## Extracted records
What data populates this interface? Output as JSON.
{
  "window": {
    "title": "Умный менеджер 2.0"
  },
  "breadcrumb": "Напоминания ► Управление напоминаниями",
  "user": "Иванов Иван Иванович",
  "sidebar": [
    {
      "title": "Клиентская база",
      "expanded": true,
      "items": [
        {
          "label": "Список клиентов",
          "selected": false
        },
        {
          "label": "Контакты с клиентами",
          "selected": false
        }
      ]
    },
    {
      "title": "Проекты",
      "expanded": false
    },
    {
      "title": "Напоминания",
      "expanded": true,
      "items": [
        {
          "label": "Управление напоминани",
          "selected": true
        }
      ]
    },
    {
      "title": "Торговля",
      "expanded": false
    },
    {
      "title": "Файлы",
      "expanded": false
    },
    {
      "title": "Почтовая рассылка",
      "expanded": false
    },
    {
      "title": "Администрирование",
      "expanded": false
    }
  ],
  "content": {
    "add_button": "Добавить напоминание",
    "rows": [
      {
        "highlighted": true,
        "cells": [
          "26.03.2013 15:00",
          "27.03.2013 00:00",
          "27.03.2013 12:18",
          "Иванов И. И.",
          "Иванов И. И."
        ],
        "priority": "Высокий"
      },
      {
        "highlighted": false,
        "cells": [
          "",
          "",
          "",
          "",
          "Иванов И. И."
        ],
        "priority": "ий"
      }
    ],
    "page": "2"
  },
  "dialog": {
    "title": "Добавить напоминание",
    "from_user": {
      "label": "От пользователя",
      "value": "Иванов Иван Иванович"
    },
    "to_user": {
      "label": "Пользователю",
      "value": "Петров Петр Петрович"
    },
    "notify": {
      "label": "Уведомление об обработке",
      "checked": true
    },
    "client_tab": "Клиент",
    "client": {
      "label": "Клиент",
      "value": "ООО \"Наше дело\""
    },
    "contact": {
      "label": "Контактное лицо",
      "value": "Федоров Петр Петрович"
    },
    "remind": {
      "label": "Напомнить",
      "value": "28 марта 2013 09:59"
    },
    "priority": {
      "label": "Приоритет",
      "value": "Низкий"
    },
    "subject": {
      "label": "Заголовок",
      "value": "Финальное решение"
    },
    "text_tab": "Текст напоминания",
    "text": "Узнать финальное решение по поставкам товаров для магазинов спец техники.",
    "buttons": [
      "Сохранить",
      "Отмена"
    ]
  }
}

## Written task
Each line in the material either holds the string "Иванович" or does not. State how many do, and nothing else.

## Exercise response
2